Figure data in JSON
⟨

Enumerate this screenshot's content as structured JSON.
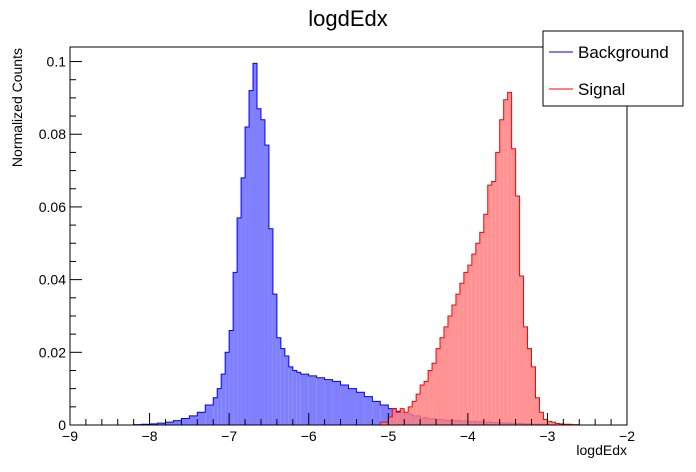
{
  "chart_data": {
    "type": "area",
    "title": "logdEdx",
    "xlabel": "logdEdx",
    "ylabel": "Normalized Counts",
    "xlim": [
      -9,
      -2
    ],
    "ylim": [
      0,
      0.104
    ],
    "x_ticks": [
      -9,
      -8,
      -7,
      -6,
      -5,
      -4,
      -3,
      -2
    ],
    "x_tick_labels": [
      "−9",
      "−8",
      "−7",
      "−6",
      "−5",
      "−4",
      "−3",
      "−2"
    ],
    "y_ticks": [
      0,
      0.02,
      0.04,
      0.06,
      0.08,
      0.1
    ],
    "y_tick_labels": [
      "0",
      "0.02",
      "0.04",
      "0.06",
      "0.08",
      "0.1"
    ],
    "grid": false,
    "legend_position": "top-right",
    "bin_edges": [
      -8.0,
      -7.1,
      -2.9
    ],
    "series": [
      {
        "name": "Background",
        "line_color": "#0000ff",
        "fill_color": "#8080ff",
        "bins": [
          [
            -8.2,
            -8.1,
            0.0001
          ],
          [
            -8.1,
            -8.0,
            0.0002
          ],
          [
            -8.0,
            -7.9,
            0.0003
          ],
          [
            -7.9,
            -7.8,
            0.0005
          ],
          [
            -7.8,
            -7.7,
            0.0008
          ],
          [
            -7.7,
            -7.6,
            0.0012
          ],
          [
            -7.6,
            -7.5,
            0.0018
          ],
          [
            -7.5,
            -7.4,
            0.0025
          ],
          [
            -7.4,
            -7.3,
            0.0035
          ],
          [
            -7.3,
            -7.2,
            0.0055
          ],
          [
            -7.2,
            -7.15,
            0.0075
          ],
          [
            -7.15,
            -7.1,
            0.01
          ],
          [
            -7.1,
            -7.05,
            0.014
          ],
          [
            -7.05,
            -7.0,
            0.02
          ],
          [
            -7.0,
            -6.95,
            0.026
          ],
          [
            -6.95,
            -6.9,
            0.042
          ],
          [
            -6.9,
            -6.85,
            0.057
          ],
          [
            -6.85,
            -6.8,
            0.068
          ],
          [
            -6.8,
            -6.75,
            0.082
          ],
          [
            -6.75,
            -6.7,
            0.092
          ],
          [
            -6.7,
            -6.65,
            0.0995
          ],
          [
            -6.65,
            -6.6,
            0.087
          ],
          [
            -6.6,
            -6.55,
            0.084
          ],
          [
            -6.55,
            -6.5,
            0.077
          ],
          [
            -6.5,
            -6.45,
            0.054
          ],
          [
            -6.45,
            -6.4,
            0.036
          ],
          [
            -6.4,
            -6.35,
            0.024
          ],
          [
            -6.35,
            -6.3,
            0.021
          ],
          [
            -6.3,
            -6.25,
            0.019
          ],
          [
            -6.25,
            -6.2,
            0.016
          ],
          [
            -6.2,
            -6.15,
            0.015
          ],
          [
            -6.15,
            -6.1,
            0.0145
          ],
          [
            -6.1,
            -6.0,
            0.014
          ],
          [
            -6.0,
            -5.9,
            0.0135
          ],
          [
            -5.9,
            -5.8,
            0.013
          ],
          [
            -5.8,
            -5.7,
            0.0125
          ],
          [
            -5.7,
            -5.6,
            0.012
          ],
          [
            -5.6,
            -5.5,
            0.011
          ],
          [
            -5.5,
            -5.4,
            0.01
          ],
          [
            -5.4,
            -5.3,
            0.009
          ],
          [
            -5.3,
            -5.2,
            0.0078
          ],
          [
            -5.2,
            -5.1,
            0.0065
          ],
          [
            -5.1,
            -5.0,
            0.0055
          ],
          [
            -5.0,
            -4.9,
            0.0045
          ],
          [
            -4.9,
            -4.8,
            0.0038
          ],
          [
            -4.8,
            -4.7,
            0.003
          ],
          [
            -4.7,
            -4.6,
            0.0025
          ],
          [
            -4.6,
            -4.5,
            0.002
          ],
          [
            -4.5,
            -4.4,
            0.0017
          ],
          [
            -4.4,
            -4.3,
            0.0015
          ],
          [
            -4.3,
            -4.2,
            0.0013
          ],
          [
            -4.2,
            -4.1,
            0.0012
          ],
          [
            -4.1,
            -4.0,
            0.0011
          ],
          [
            -4.0,
            -3.9,
            0.001
          ],
          [
            -3.9,
            -3.8,
            0.0009
          ],
          [
            -3.8,
            -3.7,
            0.0008
          ],
          [
            -3.7,
            -3.6,
            0.0007
          ],
          [
            -3.6,
            -3.5,
            0.0006
          ],
          [
            -3.5,
            -3.4,
            0.0005
          ],
          [
            -3.4,
            -3.3,
            0.0004
          ],
          [
            -3.3,
            -3.2,
            0.0003
          ],
          [
            -3.2,
            -3.1,
            0.0002
          ],
          [
            -3.1,
            -3.0,
            0.0002
          ],
          [
            -3.0,
            -2.9,
            0.0001
          ]
        ]
      },
      {
        "name": "Signal",
        "line_color": "#ff0000",
        "fill_color": "#ff7f7f",
        "bins": [
          [
            -5.1,
            -5.0,
            0.0008
          ],
          [
            -5.0,
            -4.95,
            0.0022
          ],
          [
            -4.95,
            -4.9,
            0.0045
          ],
          [
            -4.9,
            -4.85,
            0.0035
          ],
          [
            -4.85,
            -4.8,
            0.0045
          ],
          [
            -4.8,
            -4.75,
            0.0035
          ],
          [
            -4.75,
            -4.7,
            0.005
          ],
          [
            -4.7,
            -4.65,
            0.0065
          ],
          [
            -4.65,
            -4.6,
            0.0085
          ],
          [
            -4.6,
            -4.55,
            0.011
          ],
          [
            -4.55,
            -4.5,
            0.012
          ],
          [
            -4.5,
            -4.45,
            0.015
          ],
          [
            -4.45,
            -4.4,
            0.017
          ],
          [
            -4.4,
            -4.35,
            0.021
          ],
          [
            -4.35,
            -4.3,
            0.024
          ],
          [
            -4.3,
            -4.25,
            0.027
          ],
          [
            -4.25,
            -4.2,
            0.03
          ],
          [
            -4.2,
            -4.15,
            0.033
          ],
          [
            -4.15,
            -4.1,
            0.036
          ],
          [
            -4.1,
            -4.05,
            0.039
          ],
          [
            -4.05,
            -4.0,
            0.042
          ],
          [
            -4.0,
            -3.95,
            0.044
          ],
          [
            -3.95,
            -3.9,
            0.047
          ],
          [
            -3.9,
            -3.85,
            0.05
          ],
          [
            -3.85,
            -3.8,
            0.053
          ],
          [
            -3.8,
            -3.75,
            0.058
          ],
          [
            -3.75,
            -3.7,
            0.066
          ],
          [
            -3.7,
            -3.65,
            0.067
          ],
          [
            -3.65,
            -3.6,
            0.075
          ],
          [
            -3.6,
            -3.55,
            0.084
          ],
          [
            -3.55,
            -3.5,
            0.0895
          ],
          [
            -3.5,
            -3.45,
            0.0915
          ],
          [
            -3.45,
            -3.4,
            0.076
          ],
          [
            -3.4,
            -3.35,
            0.063
          ],
          [
            -3.35,
            -3.3,
            0.041
          ],
          [
            -3.3,
            -3.25,
            0.027
          ],
          [
            -3.25,
            -3.2,
            0.021
          ],
          [
            -3.2,
            -3.15,
            0.016
          ],
          [
            -3.15,
            -3.1,
            0.0075
          ],
          [
            -3.1,
            -3.05,
            0.0035
          ],
          [
            -3.05,
            -3.0,
            0.0015
          ],
          [
            -3.0,
            -2.95,
            0.001
          ],
          [
            -2.95,
            -2.9,
            0.0008
          ],
          [
            -2.9,
            -2.85,
            0.0004
          ],
          [
            -2.85,
            -2.8,
            0.0003
          ],
          [
            -2.8,
            -2.7,
            0.0002
          ],
          [
            -2.7,
            -2.6,
            0.0001
          ]
        ]
      }
    ]
  }
}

⟩

What is being asked: Without the pictures, return all the records precisely as they stand.

Exercise solution:
Enumerate this screenshot's content as structured JSON.
{
  "chart_data": {
    "type": "area",
    "title": "logdEdx",
    "xlabel": "logdEdx",
    "ylabel": "Normalized Counts",
    "xlim": [
      -9,
      -2
    ],
    "ylim": [
      0,
      0.104
    ],
    "x_ticks": [
      -9,
      -8,
      -7,
      -6,
      -5,
      -4,
      -3,
      -2
    ],
    "x_tick_labels": [
      "−9",
      "−8",
      "−7",
      "−6",
      "−5",
      "−4",
      "−3",
      "−2"
    ],
    "y_ticks": [
      0,
      0.02,
      0.04,
      0.06,
      0.08,
      0.1
    ],
    "y_tick_labels": [
      "0",
      "0.02",
      "0.04",
      "0.06",
      "0.08",
      "0.1"
    ],
    "grid": false,
    "legend_position": "top-right",
    "bin_edges": [
      -8.0,
      -7.1,
      -2.9
    ],
    "series": [
      {
        "name": "Background",
        "line_color": "#0000ff",
        "fill_color": "#8080ff",
        "bins": [
          [
            -8.2,
            -8.1,
            0.0001
          ],
          [
            -8.1,
            -8.0,
            0.0002
          ],
          [
            -8.0,
            -7.9,
            0.0003
          ],
          [
            -7.9,
            -7.8,
            0.0005
          ],
          [
            -7.8,
            -7.7,
            0.0008
          ],
          [
            -7.7,
            -7.6,
            0.0012
          ],
          [
            -7.6,
            -7.5,
            0.0018
          ],
          [
            -7.5,
            -7.4,
            0.0025
          ],
          [
            -7.4,
            -7.3,
            0.0035
          ],
          [
            -7.3,
            -7.2,
            0.0055
          ],
          [
            -7.2,
            -7.15,
            0.0075
          ],
          [
            -7.15,
            -7.1,
            0.01
          ],
          [
            -7.1,
            -7.05,
            0.014
          ],
          [
            -7.05,
            -7.0,
            0.02
          ],
          [
            -7.0,
            -6.95,
            0.026
          ],
          [
            -6.95,
            -6.9,
            0.042
          ],
          [
            -6.9,
            -6.85,
            0.057
          ],
          [
            -6.85,
            -6.8,
            0.068
          ],
          [
            -6.8,
            -6.75,
            0.082
          ],
          [
            -6.75,
            -6.7,
            0.092
          ],
          [
            -6.7,
            -6.65,
            0.0995
          ],
          [
            -6.65,
            -6.6,
            0.087
          ],
          [
            -6.6,
            -6.55,
            0.084
          ],
          [
            -6.55,
            -6.5,
            0.077
          ],
          [
            -6.5,
            -6.45,
            0.054
          ],
          [
            -6.45,
            -6.4,
            0.036
          ],
          [
            -6.4,
            -6.35,
            0.024
          ],
          [
            -6.35,
            -6.3,
            0.021
          ],
          [
            -6.3,
            -6.25,
            0.019
          ],
          [
            -6.25,
            -6.2,
            0.016
          ],
          [
            -6.2,
            -6.15,
            0.015
          ],
          [
            -6.15,
            -6.1,
            0.0145
          ],
          [
            -6.1,
            -6.0,
            0.014
          ],
          [
            -6.0,
            -5.9,
            0.0135
          ],
          [
            -5.9,
            -5.8,
            0.013
          ],
          [
            -5.8,
            -5.7,
            0.0125
          ],
          [
            -5.7,
            -5.6,
            0.012
          ],
          [
            -5.6,
            -5.5,
            0.011
          ],
          [
            -5.5,
            -5.4,
            0.01
          ],
          [
            -5.4,
            -5.3,
            0.009
          ],
          [
            -5.3,
            -5.2,
            0.0078
          ],
          [
            -5.2,
            -5.1,
            0.0065
          ],
          [
            -5.1,
            -5.0,
            0.0055
          ],
          [
            -5.0,
            -4.9,
            0.0045
          ],
          [
            -4.9,
            -4.8,
            0.0038
          ],
          [
            -4.8,
            -4.7,
            0.003
          ],
          [
            -4.7,
            -4.6,
            0.0025
          ],
          [
            -4.6,
            -4.5,
            0.002
          ],
          [
            -4.5,
            -4.4,
            0.0017
          ],
          [
            -4.4,
            -4.3,
            0.0015
          ],
          [
            -4.3,
            -4.2,
            0.0013
          ],
          [
            -4.2,
            -4.1,
            0.0012
          ],
          [
            -4.1,
            -4.0,
            0.0011
          ],
          [
            -4.0,
            -3.9,
            0.001
          ],
          [
            -3.9,
            -3.8,
            0.0009
          ],
          [
            -3.8,
            -3.7,
            0.0008
          ],
          [
            -3.7,
            -3.6,
            0.0007
          ],
          [
            -3.6,
            -3.5,
            0.0006
          ],
          [
            -3.5,
            -3.4,
            0.0005
          ],
          [
            -3.4,
            -3.3,
            0.0004
          ],
          [
            -3.3,
            -3.2,
            0.0003
          ],
          [
            -3.2,
            -3.1,
            0.0002
          ],
          [
            -3.1,
            -3.0,
            0.0002
          ],
          [
            -3.0,
            -2.9,
            0.0001
          ]
        ]
      },
      {
        "name": "Signal",
        "line_color": "#ff0000",
        "fill_color": "#ff7f7f",
        "bins": [
          [
            -5.1,
            -5.0,
            0.0008
          ],
          [
            -5.0,
            -4.95,
            0.0022
          ],
          [
            -4.95,
            -4.9,
            0.0045
          ],
          [
            -4.9,
            -4.85,
            0.0035
          ],
          [
            -4.85,
            -4.8,
            0.0045
          ],
          [
            -4.8,
            -4.75,
            0.0035
          ],
          [
            -4.75,
            -4.7,
            0.005
          ],
          [
            -4.7,
            -4.65,
            0.0065
          ],
          [
            -4.65,
            -4.6,
            0.0085
          ],
          [
            -4.6,
            -4.55,
            0.011
          ],
          [
            -4.55,
            -4.5,
            0.012
          ],
          [
            -4.5,
            -4.45,
            0.015
          ],
          [
            -4.45,
            -4.4,
            0.017
          ],
          [
            -4.4,
            -4.35,
            0.021
          ],
          [
            -4.35,
            -4.3,
            0.024
          ],
          [
            -4.3,
            -4.25,
            0.027
          ],
          [
            -4.25,
            -4.2,
            0.03
          ],
          [
            -4.2,
            -4.15,
            0.033
          ],
          [
            -4.15,
            -4.1,
            0.036
          ],
          [
            -4.1,
            -4.05,
            0.039
          ],
          [
            -4.05,
            -4.0,
            0.042
          ],
          [
            -4.0,
            -3.95,
            0.044
          ],
          [
            -3.95,
            -3.9,
            0.047
          ],
          [
            -3.9,
            -3.85,
            0.05
          ],
          [
            -3.85,
            -3.8,
            0.053
          ],
          [
            -3.8,
            -3.75,
            0.058
          ],
          [
            -3.75,
            -3.7,
            0.066
          ],
          [
            -3.7,
            -3.65,
            0.067
          ],
          [
            -3.65,
            -3.6,
            0.075
          ],
          [
            -3.6,
            -3.55,
            0.084
          ],
          [
            -3.55,
            -3.5,
            0.0895
          ],
          [
            -3.5,
            -3.45,
            0.0915
          ],
          [
            -3.45,
            -3.4,
            0.076
          ],
          [
            -3.4,
            -3.35,
            0.063
          ],
          [
            -3.35,
            -3.3,
            0.041
          ],
          [
            -3.3,
            -3.25,
            0.027
          ],
          [
            -3.25,
            -3.2,
            0.021
          ],
          [
            -3.2,
            -3.15,
            0.016
          ],
          [
            -3.15,
            -3.1,
            0.0075
          ],
          [
            -3.1,
            -3.05,
            0.0035
          ],
          [
            -3.05,
            -3.0,
            0.0015
          ],
          [
            -3.0,
            -2.95,
            0.001
          ],
          [
            -2.95,
            -2.9,
            0.0008
          ],
          [
            -2.9,
            -2.85,
            0.0004
          ],
          [
            -2.85,
            -2.8,
            0.0003
          ],
          [
            -2.8,
            -2.7,
            0.0002
          ],
          [
            -2.7,
            -2.6,
            0.0001
          ]
        ]
      }
    ]
  }
}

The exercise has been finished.